Stored entries:
☆ ☆ ☆ ☆ ☆ ☆ ☆
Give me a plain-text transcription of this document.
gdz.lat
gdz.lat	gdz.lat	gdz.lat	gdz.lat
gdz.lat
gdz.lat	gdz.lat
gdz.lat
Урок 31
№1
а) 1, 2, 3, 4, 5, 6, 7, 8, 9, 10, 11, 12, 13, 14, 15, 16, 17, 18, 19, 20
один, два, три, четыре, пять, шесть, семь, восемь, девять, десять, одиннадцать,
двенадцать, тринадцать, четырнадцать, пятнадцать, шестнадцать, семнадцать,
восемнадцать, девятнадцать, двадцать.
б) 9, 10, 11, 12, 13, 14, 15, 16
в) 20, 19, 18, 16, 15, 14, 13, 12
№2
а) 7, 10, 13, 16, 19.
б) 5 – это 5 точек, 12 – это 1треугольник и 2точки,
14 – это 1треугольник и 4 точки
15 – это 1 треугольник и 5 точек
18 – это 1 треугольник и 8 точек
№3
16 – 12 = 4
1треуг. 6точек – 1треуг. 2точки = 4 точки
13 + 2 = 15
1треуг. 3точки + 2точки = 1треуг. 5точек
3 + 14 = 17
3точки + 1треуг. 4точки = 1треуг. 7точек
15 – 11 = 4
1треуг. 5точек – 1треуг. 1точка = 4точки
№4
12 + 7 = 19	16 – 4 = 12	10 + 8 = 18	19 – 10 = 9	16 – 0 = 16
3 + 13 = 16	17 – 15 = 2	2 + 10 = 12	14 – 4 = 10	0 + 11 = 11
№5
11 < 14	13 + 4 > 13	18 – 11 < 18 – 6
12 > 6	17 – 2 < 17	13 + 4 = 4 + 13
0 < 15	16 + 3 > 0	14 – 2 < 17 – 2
☆ ☆ ☆ ☆ ☆ ☆ ☆
* **What is being asked**
From the records above, extract every entry verbatim.

* **Written answer**
Give me a plain-text transcription of this document.
gdz.lat
gdz.lat	gdz.lat	gdz.lat	gdz.lat
gdz.lat
gdz.lat	gdz.lat
gdz.lat
Урок 31
№1
а) 1, 2, 3, 4, 5, 6, 7, 8, 9, 10, 11, 12, 13, 14, 15, 16, 17, 18, 19, 20
один, два, три, четыре, пять, шесть, семь, восемь, девять, десять, одиннадцать,
двенадцать, тринадцать, четырнадцать, пятнадцать, шестнадцать, семнадцать,
восемнадцать, девятнадцать, двадцать.
б) 9, 10, 11, 12, 13, 14, 15, 16
в) 20, 19, 18, 16, 15, 14, 13, 12
№2
а) 7, 10, 13, 16, 19.
б) 5 – это 5 точек, 12 – это 1треугольник и 2точки,
14 – это 1треугольник и 4 точки
15 – это 1 треугольник и 5 точек
18 – это 1 треугольник и 8 точек
№3
16 – 12 = 4
1треуг. 6точек – 1треуг. 2точки = 4 точки
13 + 2 = 15
1треуг. 3точки + 2точки = 1треуг. 5точек
3 + 14 = 17
3точки + 1треуг. 4точки = 1треуг. 7точек
15 – 11 = 4
1треуг. 5точек – 1треуг. 1точка = 4точки
№4
12 + 7 = 19	16 – 4 = 12	10 + 8 = 18	19 – 10 = 9	16 – 0 = 16
3 + 13 = 16	17 – 15 = 2	2 + 10 = 12	14 – 4 = 10	0 + 11 = 11
№5
11 < 14	13 + 4 > 13	18 – 11 < 18 – 6
12 > 6	17 – 2 < 17	13 + 4 = 4 + 13
0 < 15	16 + 3 > 0	14 – 2 < 17 – 2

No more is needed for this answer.